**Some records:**
-------------------------
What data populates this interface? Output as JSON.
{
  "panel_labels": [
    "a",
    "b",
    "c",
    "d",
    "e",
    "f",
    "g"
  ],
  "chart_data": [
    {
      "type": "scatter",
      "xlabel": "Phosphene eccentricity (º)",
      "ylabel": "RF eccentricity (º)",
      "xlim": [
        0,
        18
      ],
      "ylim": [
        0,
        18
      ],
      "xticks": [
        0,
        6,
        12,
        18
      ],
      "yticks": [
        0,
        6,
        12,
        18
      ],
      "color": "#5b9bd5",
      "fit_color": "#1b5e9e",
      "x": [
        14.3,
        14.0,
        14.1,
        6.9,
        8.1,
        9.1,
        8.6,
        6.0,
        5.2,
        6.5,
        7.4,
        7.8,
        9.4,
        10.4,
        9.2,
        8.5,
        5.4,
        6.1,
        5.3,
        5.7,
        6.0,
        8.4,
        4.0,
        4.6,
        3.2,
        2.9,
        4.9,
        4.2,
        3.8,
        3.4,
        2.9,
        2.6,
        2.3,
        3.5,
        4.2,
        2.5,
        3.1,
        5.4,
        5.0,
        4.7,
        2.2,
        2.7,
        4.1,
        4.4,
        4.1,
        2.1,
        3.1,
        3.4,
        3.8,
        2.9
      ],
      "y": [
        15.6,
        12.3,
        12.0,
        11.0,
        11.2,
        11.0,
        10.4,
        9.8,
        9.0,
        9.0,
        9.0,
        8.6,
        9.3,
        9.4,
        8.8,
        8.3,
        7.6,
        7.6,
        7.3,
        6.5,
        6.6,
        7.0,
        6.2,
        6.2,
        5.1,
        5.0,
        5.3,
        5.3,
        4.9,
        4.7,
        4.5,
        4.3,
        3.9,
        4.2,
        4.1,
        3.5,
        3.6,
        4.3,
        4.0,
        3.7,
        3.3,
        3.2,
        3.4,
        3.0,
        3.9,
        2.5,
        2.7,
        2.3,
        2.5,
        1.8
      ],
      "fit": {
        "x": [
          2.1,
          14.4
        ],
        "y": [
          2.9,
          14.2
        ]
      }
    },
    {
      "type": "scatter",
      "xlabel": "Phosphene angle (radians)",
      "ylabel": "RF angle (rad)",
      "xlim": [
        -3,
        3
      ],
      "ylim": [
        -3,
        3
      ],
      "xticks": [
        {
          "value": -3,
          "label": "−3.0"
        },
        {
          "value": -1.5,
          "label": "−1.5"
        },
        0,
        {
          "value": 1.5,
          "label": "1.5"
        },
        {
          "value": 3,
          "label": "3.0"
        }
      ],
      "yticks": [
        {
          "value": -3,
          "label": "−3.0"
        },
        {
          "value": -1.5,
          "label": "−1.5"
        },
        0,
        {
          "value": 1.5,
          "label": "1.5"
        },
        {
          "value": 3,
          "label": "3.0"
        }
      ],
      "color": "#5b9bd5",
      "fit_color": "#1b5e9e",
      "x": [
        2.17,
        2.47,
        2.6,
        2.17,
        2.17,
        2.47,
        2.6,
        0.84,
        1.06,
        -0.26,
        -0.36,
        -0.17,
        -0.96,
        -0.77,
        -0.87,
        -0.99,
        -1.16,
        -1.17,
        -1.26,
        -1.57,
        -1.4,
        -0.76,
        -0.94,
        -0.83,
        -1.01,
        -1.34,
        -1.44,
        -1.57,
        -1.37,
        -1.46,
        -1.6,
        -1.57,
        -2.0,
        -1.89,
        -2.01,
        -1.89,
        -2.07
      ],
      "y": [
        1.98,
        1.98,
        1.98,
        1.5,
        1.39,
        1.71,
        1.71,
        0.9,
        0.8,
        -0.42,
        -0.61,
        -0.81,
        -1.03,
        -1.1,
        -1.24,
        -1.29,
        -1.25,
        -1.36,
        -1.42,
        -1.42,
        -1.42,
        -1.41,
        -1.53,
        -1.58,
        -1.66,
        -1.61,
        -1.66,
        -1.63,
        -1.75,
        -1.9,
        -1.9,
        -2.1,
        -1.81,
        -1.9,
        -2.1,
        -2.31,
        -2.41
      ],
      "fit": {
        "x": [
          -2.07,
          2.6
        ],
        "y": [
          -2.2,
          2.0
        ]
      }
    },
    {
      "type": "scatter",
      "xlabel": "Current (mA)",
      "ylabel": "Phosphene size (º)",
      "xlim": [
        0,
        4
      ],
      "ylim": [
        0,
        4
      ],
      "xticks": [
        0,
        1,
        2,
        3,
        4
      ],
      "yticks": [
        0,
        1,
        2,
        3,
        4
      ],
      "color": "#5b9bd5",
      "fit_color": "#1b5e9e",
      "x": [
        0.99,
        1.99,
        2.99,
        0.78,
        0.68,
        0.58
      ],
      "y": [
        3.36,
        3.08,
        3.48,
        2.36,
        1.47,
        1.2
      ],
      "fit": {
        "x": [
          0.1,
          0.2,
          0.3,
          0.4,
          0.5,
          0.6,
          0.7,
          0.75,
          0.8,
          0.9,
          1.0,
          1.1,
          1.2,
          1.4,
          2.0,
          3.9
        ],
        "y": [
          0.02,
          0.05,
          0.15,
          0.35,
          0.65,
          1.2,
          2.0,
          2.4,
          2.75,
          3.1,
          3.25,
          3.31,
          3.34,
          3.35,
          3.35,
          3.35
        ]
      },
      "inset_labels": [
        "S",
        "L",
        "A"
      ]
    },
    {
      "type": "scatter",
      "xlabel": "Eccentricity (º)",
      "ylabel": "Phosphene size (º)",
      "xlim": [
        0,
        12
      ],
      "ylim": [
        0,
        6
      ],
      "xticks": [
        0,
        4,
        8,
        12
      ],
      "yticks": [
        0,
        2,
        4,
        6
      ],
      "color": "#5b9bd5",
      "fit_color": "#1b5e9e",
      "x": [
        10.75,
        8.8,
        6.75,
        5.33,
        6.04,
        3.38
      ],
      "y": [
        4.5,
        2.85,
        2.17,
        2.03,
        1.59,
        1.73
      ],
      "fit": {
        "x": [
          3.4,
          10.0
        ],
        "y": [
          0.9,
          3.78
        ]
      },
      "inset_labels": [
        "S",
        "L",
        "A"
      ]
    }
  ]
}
-------------------------
**Given request:**
Copy every line of the records above that holds the word "ylabel".

**Written answer:**
      "ylabel": "RF eccentricity (º)",
      "ylabel": "RF angle (rad)",
      "ylabel": "Phosphene size (º)",
      "ylabel": "Phosphene size (º)",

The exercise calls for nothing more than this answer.